## Objective
Reproduce every line of the records below verbatim.

## Provided data
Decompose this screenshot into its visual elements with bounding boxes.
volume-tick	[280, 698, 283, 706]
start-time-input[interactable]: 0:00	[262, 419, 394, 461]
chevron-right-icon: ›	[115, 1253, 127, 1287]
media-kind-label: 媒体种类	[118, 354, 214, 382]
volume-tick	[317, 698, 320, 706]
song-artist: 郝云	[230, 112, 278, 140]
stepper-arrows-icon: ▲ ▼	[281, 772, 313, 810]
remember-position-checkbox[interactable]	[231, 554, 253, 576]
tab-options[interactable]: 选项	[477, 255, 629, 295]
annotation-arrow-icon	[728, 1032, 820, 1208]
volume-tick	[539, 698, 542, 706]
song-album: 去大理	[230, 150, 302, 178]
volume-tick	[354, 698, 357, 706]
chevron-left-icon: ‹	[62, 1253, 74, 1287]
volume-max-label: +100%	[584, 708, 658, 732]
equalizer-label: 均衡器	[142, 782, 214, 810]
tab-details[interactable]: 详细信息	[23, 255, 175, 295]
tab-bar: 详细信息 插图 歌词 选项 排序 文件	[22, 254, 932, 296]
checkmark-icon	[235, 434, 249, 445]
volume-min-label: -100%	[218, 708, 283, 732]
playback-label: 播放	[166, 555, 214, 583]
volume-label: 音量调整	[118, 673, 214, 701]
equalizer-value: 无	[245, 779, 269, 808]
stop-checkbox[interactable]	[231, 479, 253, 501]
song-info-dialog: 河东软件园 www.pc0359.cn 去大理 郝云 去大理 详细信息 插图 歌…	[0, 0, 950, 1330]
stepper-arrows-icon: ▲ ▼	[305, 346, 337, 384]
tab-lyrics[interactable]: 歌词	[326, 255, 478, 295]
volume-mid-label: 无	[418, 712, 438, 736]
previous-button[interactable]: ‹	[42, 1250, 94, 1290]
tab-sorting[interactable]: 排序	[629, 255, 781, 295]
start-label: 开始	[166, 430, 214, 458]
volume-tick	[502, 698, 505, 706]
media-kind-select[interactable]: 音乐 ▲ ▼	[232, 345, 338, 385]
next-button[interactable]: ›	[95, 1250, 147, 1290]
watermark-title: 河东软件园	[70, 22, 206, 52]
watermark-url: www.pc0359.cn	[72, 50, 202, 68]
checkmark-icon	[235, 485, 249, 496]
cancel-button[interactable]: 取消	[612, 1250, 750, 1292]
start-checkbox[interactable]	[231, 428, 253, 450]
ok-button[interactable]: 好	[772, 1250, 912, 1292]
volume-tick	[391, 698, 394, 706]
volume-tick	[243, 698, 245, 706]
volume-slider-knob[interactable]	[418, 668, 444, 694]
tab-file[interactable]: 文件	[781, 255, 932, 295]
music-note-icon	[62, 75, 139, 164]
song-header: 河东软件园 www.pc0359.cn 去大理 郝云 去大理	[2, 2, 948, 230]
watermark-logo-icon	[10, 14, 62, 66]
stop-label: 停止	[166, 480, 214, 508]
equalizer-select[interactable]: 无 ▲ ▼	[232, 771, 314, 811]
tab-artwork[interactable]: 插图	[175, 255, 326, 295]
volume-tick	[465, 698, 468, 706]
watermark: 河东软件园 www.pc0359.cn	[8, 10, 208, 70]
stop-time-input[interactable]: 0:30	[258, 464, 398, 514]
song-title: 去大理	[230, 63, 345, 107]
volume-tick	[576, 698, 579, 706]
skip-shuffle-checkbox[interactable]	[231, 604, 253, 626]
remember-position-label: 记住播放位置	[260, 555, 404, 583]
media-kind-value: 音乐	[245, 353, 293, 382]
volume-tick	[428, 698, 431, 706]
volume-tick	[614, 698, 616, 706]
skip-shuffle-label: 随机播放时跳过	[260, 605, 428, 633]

## Answer to the problem
Decompose this screenshot into its visual elements with bounding boxes.
volume-tick	[280, 698, 283, 706]
start-time-input[interactable]: 0:00	[262, 419, 394, 461]
chevron-right-icon: ›	[115, 1253, 127, 1287]
media-kind-label: 媒体种类	[118, 354, 214, 382]
volume-tick	[317, 698, 320, 706]
song-artist: 郝云	[230, 112, 278, 140]
stepper-arrows-icon: ▲ ▼	[281, 772, 313, 810]
remember-position-checkbox[interactable]	[231, 554, 253, 576]
tab-options[interactable]: 选项	[477, 255, 629, 295]
annotation-arrow-icon	[728, 1032, 820, 1208]
volume-tick	[539, 698, 542, 706]
song-album: 去大理	[230, 150, 302, 178]
volume-tick	[354, 698, 357, 706]
chevron-left-icon: ‹	[62, 1253, 74, 1287]
volume-max-label: +100%	[584, 708, 658, 732]
equalizer-label: 均衡器	[142, 782, 214, 810]
tab-details[interactable]: 详细信息	[23, 255, 175, 295]
tab-bar: 详细信息 插图 歌词 选项 排序 文件	[22, 254, 932, 296]
checkmark-icon	[235, 434, 249, 445]
volume-min-label: -100%	[218, 708, 283, 732]
playback-label: 播放	[166, 555, 214, 583]
volume-label: 音量调整	[118, 673, 214, 701]
equalizer-value: 无	[245, 779, 269, 808]
stop-checkbox[interactable]	[231, 479, 253, 501]
song-info-dialog: 河东软件园 www.pc0359.cn 去大理 郝云 去大理 详细信息 插图 歌…	[0, 0, 950, 1330]
stepper-arrows-icon: ▲ ▼	[305, 346, 337, 384]
tab-lyrics[interactable]: 歌词	[326, 255, 478, 295]
volume-mid-label: 无	[418, 712, 438, 736]
previous-button[interactable]: ‹	[42, 1250, 94, 1290]
tab-sorting[interactable]: 排序	[629, 255, 781, 295]
start-label: 开始	[166, 430, 214, 458]
volume-tick	[502, 698, 505, 706]
media-kind-select[interactable]: 音乐 ▲ ▼	[232, 345, 338, 385]
next-button[interactable]: ›	[95, 1250, 147, 1290]
watermark-title: 河东软件园	[70, 22, 206, 52]
watermark-url: www.pc0359.cn	[72, 50, 202, 68]
checkmark-icon	[235, 485, 249, 496]
cancel-button[interactable]: 取消	[612, 1250, 750, 1292]
start-checkbox[interactable]	[231, 428, 253, 450]
ok-button[interactable]: 好	[772, 1250, 912, 1292]
volume-tick	[391, 698, 394, 706]
volume-tick	[243, 698, 245, 706]
volume-slider-knob[interactable]	[418, 668, 444, 694]
tab-file[interactable]: 文件	[781, 255, 932, 295]
music-note-icon	[62, 75, 139, 164]
song-header: 河东软件园 www.pc0359.cn 去大理 郝云 去大理	[2, 2, 948, 230]
watermark-logo-icon	[10, 14, 62, 66]
stop-label: 停止	[166, 480, 214, 508]
equalizer-select[interactable]: 无 ▲ ▼	[232, 771, 314, 811]
tab-artwork[interactable]: 插图	[175, 255, 326, 295]
volume-tick	[465, 698, 468, 706]
watermark: 河东软件园 www.pc0359.cn	[8, 10, 208, 70]
stop-time-input[interactable]: 0:30	[258, 464, 398, 514]
song-title: 去大理	[230, 63, 345, 107]
volume-tick	[576, 698, 579, 706]
skip-shuffle-checkbox[interactable]	[231, 604, 253, 626]
remember-position-label: 记住播放位置	[260, 555, 404, 583]
media-kind-value: 音乐	[245, 353, 293, 382]
volume-tick	[428, 698, 431, 706]
volume-tick	[614, 698, 616, 706]
skip-shuffle-label: 随机播放时跳过	[260, 605, 428, 633]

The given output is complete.